◆ Task objective
Look below. Copy each line that has "create" in it.

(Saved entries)
━━━━━━━━━━

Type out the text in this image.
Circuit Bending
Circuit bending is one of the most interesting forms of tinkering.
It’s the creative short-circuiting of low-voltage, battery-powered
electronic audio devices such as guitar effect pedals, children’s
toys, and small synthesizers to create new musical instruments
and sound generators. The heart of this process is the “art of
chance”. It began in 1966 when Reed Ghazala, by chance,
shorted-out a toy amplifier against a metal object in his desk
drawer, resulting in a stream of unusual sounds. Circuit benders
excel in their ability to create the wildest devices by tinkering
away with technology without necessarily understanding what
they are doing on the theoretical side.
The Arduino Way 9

━━━━━━━━━━

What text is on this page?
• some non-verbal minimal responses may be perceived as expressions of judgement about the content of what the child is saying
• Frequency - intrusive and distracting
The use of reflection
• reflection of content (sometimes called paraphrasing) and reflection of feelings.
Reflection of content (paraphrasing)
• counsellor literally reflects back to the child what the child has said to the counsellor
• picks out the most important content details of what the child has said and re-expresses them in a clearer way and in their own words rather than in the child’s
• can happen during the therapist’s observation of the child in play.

━━━━━━━━━━

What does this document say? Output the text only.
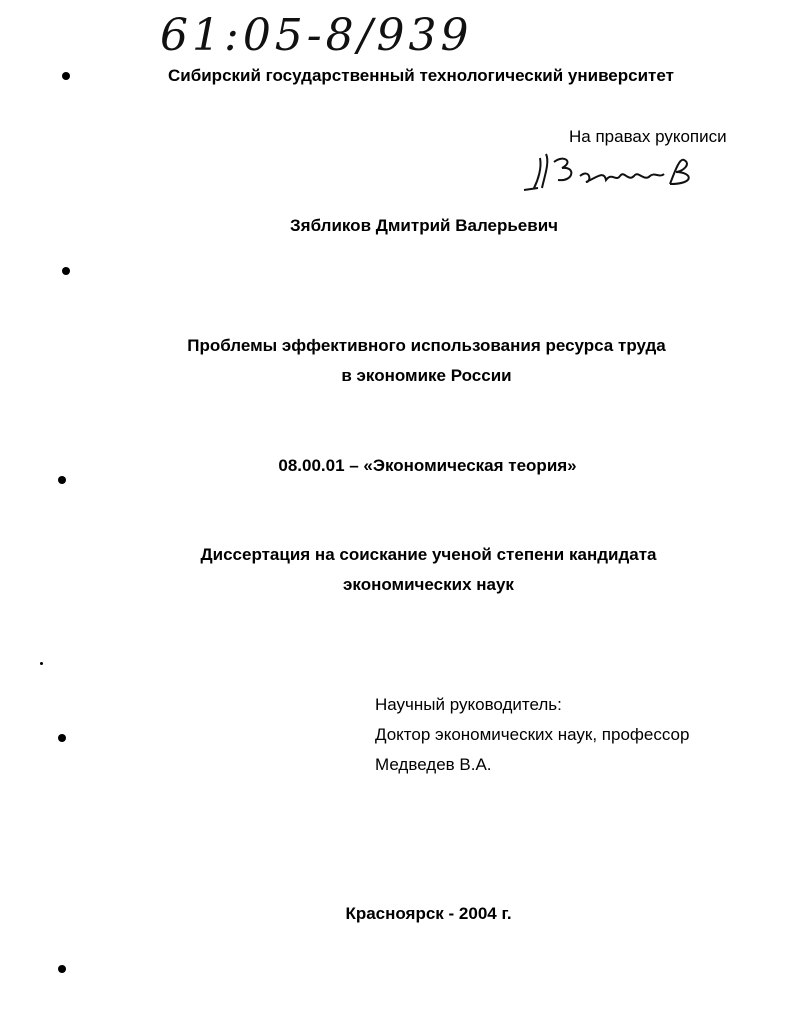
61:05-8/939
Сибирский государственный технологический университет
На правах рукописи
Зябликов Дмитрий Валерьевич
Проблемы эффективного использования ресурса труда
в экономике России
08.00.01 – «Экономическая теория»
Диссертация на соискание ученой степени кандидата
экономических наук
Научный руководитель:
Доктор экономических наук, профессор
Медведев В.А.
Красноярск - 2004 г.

━━━━━━━━━━

◆ Correct response
toys, and small synthesizers to create new musical instruments
excel in their ability to create the wildest devices by tinkering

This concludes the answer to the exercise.